======== Listed entries
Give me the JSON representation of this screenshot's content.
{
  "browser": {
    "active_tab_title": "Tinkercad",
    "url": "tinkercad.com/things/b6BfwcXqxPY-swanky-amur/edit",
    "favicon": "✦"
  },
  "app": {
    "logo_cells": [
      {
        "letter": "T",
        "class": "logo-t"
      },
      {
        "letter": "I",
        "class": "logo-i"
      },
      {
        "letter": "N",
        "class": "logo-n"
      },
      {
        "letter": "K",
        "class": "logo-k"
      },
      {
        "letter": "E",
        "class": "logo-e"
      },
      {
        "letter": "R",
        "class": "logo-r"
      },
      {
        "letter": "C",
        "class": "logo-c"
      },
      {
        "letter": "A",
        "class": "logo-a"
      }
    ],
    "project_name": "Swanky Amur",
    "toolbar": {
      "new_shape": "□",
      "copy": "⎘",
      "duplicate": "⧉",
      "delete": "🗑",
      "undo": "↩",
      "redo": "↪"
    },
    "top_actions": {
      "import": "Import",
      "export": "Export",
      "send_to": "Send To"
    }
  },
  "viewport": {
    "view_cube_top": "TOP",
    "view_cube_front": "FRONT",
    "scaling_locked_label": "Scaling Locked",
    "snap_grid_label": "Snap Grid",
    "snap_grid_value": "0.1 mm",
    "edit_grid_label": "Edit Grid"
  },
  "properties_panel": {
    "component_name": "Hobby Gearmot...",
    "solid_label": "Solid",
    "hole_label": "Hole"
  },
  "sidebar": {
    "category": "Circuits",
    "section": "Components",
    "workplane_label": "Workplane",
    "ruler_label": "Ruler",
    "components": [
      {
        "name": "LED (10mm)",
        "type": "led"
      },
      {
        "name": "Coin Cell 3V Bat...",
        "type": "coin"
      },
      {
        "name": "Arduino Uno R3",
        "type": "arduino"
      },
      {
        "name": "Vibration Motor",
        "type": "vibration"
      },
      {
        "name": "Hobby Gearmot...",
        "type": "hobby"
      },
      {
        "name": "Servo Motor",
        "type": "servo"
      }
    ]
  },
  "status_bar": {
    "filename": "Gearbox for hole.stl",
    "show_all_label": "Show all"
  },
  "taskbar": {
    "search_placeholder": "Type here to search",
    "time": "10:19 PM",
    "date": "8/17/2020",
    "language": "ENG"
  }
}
================
▶ [Exercise task]:
Select all lines in the listing above where the word "Motor" appears, and show them.

▶ [Finished task]:
        "name": "Vibration Motor",
        "name": "Servo Motor",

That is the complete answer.